-- start --

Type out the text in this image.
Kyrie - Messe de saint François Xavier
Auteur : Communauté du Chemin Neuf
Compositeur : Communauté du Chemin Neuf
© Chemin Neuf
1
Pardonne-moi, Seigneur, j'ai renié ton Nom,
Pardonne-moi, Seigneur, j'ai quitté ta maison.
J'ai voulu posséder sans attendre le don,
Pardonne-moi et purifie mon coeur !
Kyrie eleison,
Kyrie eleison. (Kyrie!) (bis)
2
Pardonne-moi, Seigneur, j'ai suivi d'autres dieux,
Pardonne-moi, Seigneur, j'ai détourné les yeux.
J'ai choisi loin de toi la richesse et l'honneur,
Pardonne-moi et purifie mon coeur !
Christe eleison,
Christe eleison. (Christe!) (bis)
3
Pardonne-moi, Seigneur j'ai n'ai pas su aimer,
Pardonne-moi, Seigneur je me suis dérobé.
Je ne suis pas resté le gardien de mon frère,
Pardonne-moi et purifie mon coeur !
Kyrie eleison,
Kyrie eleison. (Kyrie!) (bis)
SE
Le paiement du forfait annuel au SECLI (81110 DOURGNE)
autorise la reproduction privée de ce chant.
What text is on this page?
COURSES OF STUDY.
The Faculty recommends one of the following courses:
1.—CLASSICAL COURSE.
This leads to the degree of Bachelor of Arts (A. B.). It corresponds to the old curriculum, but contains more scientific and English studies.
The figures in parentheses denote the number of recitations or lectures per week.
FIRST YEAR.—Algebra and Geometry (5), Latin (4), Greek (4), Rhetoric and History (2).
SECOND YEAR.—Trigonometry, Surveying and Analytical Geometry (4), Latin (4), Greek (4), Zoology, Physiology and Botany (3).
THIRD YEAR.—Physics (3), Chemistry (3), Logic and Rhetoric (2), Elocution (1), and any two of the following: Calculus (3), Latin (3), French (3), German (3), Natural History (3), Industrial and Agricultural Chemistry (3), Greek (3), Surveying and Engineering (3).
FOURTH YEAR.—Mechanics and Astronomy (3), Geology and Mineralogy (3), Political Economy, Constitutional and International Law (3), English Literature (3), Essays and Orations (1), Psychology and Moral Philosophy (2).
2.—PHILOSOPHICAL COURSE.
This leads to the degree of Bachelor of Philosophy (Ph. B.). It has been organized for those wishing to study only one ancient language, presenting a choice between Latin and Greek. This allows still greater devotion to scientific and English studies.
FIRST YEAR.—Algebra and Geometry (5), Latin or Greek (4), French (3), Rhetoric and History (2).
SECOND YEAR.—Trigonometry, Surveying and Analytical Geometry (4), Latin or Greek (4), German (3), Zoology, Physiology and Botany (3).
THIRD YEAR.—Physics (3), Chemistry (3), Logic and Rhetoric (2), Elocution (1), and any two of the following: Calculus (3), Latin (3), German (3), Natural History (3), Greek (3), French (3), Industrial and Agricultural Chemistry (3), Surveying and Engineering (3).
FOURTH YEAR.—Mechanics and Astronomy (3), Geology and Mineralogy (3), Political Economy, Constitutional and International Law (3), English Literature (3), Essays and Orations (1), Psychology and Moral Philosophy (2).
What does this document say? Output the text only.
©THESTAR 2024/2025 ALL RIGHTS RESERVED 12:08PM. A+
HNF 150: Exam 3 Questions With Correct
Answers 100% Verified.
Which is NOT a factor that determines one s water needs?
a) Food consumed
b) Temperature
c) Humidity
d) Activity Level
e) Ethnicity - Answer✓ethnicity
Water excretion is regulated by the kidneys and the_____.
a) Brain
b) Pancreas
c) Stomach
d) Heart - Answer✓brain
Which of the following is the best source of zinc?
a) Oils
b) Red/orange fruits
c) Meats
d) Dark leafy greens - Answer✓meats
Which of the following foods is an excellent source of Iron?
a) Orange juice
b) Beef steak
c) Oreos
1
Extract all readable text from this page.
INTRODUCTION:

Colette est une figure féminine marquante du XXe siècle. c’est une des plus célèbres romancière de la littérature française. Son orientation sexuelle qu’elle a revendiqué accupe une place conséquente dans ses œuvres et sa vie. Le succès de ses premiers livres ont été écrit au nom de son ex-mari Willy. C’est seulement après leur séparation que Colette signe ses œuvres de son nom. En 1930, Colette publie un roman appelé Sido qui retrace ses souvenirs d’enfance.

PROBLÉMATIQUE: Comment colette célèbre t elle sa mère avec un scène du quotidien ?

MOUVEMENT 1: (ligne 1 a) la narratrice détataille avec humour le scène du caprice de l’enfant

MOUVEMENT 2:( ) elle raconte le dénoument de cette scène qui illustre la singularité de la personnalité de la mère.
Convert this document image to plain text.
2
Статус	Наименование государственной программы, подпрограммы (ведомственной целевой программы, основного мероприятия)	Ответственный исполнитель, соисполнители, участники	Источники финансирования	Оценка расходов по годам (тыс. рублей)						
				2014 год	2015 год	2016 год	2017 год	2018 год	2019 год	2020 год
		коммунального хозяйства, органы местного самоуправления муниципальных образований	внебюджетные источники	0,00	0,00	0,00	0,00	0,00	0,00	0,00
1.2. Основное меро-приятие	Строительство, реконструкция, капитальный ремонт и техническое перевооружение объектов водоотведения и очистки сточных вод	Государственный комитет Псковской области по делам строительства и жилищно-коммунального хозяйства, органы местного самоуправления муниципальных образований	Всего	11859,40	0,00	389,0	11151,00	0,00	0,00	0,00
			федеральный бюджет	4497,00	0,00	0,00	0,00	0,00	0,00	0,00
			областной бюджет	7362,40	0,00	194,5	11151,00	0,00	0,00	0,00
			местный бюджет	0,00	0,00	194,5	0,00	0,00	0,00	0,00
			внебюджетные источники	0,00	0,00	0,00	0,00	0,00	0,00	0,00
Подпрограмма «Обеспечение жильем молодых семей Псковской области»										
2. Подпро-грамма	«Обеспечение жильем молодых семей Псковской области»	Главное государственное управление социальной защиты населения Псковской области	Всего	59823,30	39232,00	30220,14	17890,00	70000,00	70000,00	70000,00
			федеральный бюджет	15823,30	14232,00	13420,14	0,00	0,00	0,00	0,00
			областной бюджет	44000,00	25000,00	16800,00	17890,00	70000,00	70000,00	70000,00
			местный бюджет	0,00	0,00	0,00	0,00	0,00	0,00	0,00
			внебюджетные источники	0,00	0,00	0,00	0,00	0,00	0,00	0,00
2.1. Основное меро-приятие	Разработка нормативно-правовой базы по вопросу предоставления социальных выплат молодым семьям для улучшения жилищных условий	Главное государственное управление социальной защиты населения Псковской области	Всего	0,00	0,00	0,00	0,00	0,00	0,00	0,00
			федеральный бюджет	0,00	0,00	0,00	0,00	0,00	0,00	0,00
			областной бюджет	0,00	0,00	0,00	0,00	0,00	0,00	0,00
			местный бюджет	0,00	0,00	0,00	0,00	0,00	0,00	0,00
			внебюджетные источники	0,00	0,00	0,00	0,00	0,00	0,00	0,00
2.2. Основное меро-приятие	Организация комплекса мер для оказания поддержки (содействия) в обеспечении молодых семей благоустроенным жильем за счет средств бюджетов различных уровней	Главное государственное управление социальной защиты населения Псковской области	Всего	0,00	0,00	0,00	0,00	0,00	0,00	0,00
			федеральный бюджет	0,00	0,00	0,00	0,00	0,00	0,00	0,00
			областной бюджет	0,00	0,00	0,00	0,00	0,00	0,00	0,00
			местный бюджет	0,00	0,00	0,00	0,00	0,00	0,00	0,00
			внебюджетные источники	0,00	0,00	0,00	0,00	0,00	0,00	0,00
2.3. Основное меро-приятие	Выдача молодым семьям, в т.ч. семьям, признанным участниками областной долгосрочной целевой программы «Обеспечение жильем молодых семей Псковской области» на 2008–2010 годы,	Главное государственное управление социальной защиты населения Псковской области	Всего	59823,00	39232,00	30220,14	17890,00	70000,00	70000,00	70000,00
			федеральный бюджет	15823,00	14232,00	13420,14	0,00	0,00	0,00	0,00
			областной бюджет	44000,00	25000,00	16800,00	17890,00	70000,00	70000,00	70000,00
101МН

-- end --

Problem — Copy every line above in which the string "What" shows up.

Response to this task —
What text is on this page?
What does this document say? Output the text only.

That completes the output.